▸ **REQUIRED WORK**: Output every line of the entries from the line containing "Give me a plain-text" through the last, exactly, with no other content.

▸ **DATASET RECORDS**:
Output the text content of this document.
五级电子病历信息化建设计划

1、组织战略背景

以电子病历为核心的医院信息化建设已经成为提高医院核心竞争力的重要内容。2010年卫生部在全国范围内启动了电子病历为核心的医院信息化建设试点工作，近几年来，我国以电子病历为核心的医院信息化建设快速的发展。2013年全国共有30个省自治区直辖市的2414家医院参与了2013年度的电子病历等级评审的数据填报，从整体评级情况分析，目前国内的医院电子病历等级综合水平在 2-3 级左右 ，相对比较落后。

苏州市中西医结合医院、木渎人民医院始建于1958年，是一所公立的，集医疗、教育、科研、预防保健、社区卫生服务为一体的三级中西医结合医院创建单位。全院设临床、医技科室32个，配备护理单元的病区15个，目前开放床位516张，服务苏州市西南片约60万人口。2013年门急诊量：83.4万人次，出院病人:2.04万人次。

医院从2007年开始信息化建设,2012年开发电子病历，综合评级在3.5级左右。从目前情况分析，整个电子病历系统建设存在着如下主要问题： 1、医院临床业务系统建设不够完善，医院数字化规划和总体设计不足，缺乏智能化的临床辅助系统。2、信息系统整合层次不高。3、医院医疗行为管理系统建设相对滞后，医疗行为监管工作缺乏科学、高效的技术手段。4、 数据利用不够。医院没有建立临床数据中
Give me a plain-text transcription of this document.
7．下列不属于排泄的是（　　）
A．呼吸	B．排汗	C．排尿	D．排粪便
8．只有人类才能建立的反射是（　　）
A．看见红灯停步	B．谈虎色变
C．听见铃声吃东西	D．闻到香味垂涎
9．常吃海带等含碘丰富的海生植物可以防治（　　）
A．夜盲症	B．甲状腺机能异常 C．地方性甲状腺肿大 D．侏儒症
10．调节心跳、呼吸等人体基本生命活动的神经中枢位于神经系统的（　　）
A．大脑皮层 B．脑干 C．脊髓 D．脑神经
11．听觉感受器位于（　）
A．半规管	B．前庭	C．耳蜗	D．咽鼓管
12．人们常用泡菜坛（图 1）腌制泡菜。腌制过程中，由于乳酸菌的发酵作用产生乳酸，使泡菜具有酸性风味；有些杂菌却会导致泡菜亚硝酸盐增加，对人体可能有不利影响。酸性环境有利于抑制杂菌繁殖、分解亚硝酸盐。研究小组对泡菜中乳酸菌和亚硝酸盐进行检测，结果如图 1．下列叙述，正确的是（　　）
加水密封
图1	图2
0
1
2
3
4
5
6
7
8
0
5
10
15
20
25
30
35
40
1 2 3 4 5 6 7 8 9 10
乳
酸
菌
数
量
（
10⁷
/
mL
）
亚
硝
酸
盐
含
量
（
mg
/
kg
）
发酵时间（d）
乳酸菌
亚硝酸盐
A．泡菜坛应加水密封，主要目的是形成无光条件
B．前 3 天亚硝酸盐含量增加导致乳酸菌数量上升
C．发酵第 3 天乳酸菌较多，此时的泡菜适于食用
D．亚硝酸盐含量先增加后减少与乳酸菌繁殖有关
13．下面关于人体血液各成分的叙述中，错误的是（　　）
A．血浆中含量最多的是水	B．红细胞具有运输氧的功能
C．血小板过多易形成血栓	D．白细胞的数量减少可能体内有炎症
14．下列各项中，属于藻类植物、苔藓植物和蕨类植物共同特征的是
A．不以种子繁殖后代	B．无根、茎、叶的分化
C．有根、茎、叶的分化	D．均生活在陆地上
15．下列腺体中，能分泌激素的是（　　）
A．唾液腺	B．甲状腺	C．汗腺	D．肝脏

▸ **ANSWER FOR THIS EXERCISE**:
Give me a plain-text transcription of this document.
7．下列不属于排泄的是（　　）
A．呼吸	B．排汗	C．排尿	D．排粪便
8．只有人类才能建立的反射是（　　）
A．看见红灯停步	B．谈虎色变
C．听见铃声吃东西	D．闻到香味垂涎
9．常吃海带等含碘丰富的海生植物可以防治（　　）
A．夜盲症	B．甲状腺机能异常 C．地方性甲状腺肿大 D．侏儒症
10．调节心跳、呼吸等人体基本生命活动的神经中枢位于神经系统的（　　）
A．大脑皮层 B．脑干 C．脊髓 D．脑神经
11．听觉感受器位于（　）
A．半规管	B．前庭	C．耳蜗	D．咽鼓管
12．人们常用泡菜坛（图 1）腌制泡菜。腌制过程中，由于乳酸菌的发酵作用产生乳酸，使泡菜具有酸性风味；有些杂菌却会导致泡菜亚硝酸盐增加，对人体可能有不利影响。酸性环境有利于抑制杂菌繁殖、分解亚硝酸盐。研究小组对泡菜中乳酸菌和亚硝酸盐进行检测，结果如图 1．下列叙述，正确的是（　　）
加水密封
图1	图2
0
1
2
3
4
5
6
7
8
0
5
10
15
20
25
30
35
40
1 2 3 4 5 6 7 8 9 10
乳
酸
菌
数
量
（
10⁷
/
mL
）
亚
硝
酸
盐
含
量
（
mg
/
kg
）
发酵时间（d）
乳酸菌
亚硝酸盐
A．泡菜坛应加水密封，主要目的是形成无光条件
B．前 3 天亚硝酸盐含量增加导致乳酸菌数量上升
C．发酵第 3 天乳酸菌较多，此时的泡菜适于食用
D．亚硝酸盐含量先增加后减少与乳酸菌繁殖有关
13．下面关于人体血液各成分的叙述中，错误的是（　　）
A．血浆中含量最多的是水	B．红细胞具有运输氧的功能
C．血小板过多易形成血栓	D．白细胞的数量减少可能体内有炎症
14．下列各项中，属于藻类植物、苔藓植物和蕨类植物共同特征的是
A．不以种子繁殖后代	B．无根、茎、叶的分化
C．有根、茎、叶的分化	D．均生活在陆地上
15．下列腺体中，能分泌激素的是（　　）
A．唾液腺	B．甲状腺	C．汗腺	D．肝脏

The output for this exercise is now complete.